En La Caja China, la muestra comienza con dos ideas diferentes de arte formal. A los ritmos geométricos de Mercedes de la Gala se oponen las cadencias de forma y color de las cartulinas cortadas de Paz Pérez Ramos. Ambas ideas de abstracción contrastan con la pintura gestual de Ruth Morán en la que el trazo y la materia muestran la fuerza de lo orgánico.

En una clave distinta, los acrílicos, pequeños y silenciosos, de Paloma Benítez que, como un juego de sombras, evocan uno de los mitos que intentaba dar cuenta del origen de la pintura, sólo que en este caso, más que de una ausencia, los cuadros parecen hablar de un lugar habitado con el que el tiempo ha ido forjando vínculos tan sencillos como eficaces. Diferente es la propuesta de Gloria Martín: su trabajo apunta a la no-habitación, al vacío que la guerra o la violencia provocan en el museo.

Datos de detección de la disposición de documentos

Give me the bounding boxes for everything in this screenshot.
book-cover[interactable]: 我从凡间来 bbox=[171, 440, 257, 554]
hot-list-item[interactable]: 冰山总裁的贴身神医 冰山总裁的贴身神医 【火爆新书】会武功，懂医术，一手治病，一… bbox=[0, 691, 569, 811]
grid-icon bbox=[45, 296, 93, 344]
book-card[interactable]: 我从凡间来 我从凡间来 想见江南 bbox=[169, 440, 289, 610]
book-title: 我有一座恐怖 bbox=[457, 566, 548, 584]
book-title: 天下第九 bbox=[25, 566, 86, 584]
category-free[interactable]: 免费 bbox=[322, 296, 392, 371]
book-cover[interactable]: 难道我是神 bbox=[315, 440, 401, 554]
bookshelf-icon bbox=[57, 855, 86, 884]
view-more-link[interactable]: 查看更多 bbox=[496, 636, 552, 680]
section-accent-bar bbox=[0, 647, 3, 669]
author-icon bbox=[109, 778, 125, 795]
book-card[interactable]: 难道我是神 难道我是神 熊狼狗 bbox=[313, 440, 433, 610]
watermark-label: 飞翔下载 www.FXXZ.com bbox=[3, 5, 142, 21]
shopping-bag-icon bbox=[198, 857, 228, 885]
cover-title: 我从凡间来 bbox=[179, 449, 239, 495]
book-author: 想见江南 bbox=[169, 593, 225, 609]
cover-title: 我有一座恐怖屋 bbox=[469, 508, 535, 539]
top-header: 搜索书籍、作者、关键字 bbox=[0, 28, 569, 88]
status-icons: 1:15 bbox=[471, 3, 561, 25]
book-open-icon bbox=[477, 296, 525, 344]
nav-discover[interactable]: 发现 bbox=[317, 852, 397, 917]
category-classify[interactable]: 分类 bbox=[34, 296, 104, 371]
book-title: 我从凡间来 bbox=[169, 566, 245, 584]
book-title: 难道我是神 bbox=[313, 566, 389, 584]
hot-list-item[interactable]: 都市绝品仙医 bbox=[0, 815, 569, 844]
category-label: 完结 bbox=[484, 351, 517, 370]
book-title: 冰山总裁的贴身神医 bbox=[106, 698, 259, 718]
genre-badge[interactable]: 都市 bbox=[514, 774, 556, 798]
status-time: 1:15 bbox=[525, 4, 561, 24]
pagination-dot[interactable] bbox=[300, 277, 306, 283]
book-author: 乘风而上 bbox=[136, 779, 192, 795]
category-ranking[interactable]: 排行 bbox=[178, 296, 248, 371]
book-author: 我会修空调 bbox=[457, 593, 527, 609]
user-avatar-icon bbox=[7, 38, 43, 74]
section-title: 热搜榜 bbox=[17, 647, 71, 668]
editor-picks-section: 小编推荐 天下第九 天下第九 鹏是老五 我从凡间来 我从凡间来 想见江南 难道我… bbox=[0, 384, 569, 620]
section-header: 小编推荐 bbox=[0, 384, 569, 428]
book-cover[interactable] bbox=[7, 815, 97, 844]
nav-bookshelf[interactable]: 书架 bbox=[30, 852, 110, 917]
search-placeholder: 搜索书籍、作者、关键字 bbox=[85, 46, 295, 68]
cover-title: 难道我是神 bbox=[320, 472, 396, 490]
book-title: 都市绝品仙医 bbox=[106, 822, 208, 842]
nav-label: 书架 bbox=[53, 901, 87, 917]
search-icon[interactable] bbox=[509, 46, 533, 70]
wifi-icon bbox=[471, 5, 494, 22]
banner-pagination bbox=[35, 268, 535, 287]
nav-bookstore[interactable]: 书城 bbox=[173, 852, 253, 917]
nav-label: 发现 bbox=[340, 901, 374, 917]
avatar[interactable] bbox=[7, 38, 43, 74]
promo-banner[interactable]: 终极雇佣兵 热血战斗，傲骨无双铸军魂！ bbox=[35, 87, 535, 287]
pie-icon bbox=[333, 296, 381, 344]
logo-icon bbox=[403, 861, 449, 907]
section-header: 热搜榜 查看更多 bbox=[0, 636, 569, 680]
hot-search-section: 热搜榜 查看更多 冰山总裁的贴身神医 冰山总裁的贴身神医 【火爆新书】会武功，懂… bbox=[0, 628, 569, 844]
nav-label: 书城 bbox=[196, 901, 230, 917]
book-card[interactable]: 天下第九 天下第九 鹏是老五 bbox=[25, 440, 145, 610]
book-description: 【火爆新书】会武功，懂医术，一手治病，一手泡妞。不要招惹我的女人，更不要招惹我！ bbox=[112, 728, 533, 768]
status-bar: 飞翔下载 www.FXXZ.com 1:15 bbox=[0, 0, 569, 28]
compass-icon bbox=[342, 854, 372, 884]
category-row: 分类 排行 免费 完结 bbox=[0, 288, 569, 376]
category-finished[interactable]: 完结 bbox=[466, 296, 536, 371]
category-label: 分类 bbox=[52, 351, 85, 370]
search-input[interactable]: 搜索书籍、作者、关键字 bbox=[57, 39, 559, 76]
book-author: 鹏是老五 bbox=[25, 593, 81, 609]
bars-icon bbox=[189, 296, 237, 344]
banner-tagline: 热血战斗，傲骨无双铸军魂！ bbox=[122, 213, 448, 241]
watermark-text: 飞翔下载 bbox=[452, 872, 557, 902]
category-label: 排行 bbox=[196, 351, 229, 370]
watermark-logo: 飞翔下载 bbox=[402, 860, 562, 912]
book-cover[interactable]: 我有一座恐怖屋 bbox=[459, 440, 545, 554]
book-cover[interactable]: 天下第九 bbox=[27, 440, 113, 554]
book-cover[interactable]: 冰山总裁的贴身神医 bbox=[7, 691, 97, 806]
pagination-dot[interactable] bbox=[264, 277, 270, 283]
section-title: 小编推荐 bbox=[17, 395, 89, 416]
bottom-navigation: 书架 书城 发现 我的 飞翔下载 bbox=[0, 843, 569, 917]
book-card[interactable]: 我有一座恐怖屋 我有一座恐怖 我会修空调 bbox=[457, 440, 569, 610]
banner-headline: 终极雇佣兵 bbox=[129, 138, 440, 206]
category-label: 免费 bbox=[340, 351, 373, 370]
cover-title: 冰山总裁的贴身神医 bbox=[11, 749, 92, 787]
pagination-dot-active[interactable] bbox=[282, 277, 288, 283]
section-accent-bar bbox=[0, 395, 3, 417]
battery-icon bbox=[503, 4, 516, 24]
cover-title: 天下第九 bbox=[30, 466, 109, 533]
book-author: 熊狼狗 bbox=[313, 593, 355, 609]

Tarea
Continúa el texto sobre la muestra de La Caja China a partir de su última oración.

Respuesta
Hay numerosas y gratas sorpresas. El espectador conoce los dibujos de Julia Llerena, pero tal vez no los de Rinat Izhak, una israelí que completó estudios de bellas artes y arquitectura en Barcelona y acabó trabajando en Sevilla. El dibujo titulado Esperanza plantea con corrección técnica y rigor conceptual una idea que encontramos en Machado, el árbol caído que reverdece. Igualmente hay que mencionar los trabajos de tres jóvenes artistas, dos de ellas pintoras, Ana Barriga y Bea Sánchez, y Susana Ibáñez Macías, cuyos trabajos son más difíciles de clasificar. Ana Barriga (Cádiz, 1984) parece interesada en pintar aquello que no prestándose a la mirada y aun resistiéndose a ella, tiene pese a todo fuerza como imagen. Es un programa sugerente porque exige rastrear esa oscura capacidad que llamamos fantasía. Un programa también arriesgado porque las propuestas se debilitan en cuanto se hagan demasiado evidentes, cosa que no ocurre ciertamente en sus óleos. De Bea Sánchez (Jaén, 1986) cabe decir que es una buscadora de formas. Técnicamente hábil, sus trabajos parecen a veces una reflexión sobre la imagen popular y en otras tienen ecos de imágenes prerrafaélicas. Las dos piezas colgadas en la muestra trabajan sobre todo la relación entre la imagen y texto: invitan al espectador a explorar el territorio indefinido que abren el cuadro, como imagen, y su título, tomado como un breve poema. Finalmente Susana Ibáñez Macías (Sevilla, 1981), que se define a sí misma como "artista, no me queda otra", presenta una pieza (colgada en la trastienda de la galería) que a primera vista es una radiografía pero que el espectador hará bien en examinar con la linterna colocada al efecto para ver qué sorpresas guarda el interior de cualquier hijo de vecino.

La muestra de La Caja China se completa con un breve y correcto paisaje de Lourdes García O'Neill y con dos pinturas de Concha Ibarra que parecen reunir diversos aspectos que han ido apareciendo en la obra de la autora a lo largo de los años: la indagación del espacio, basada en el color y en la geometría, confluye con la exaltación del plano pictórico (y algún recurso tomado en préstamo al cubismo) y con un leve sentido de lo ornamental.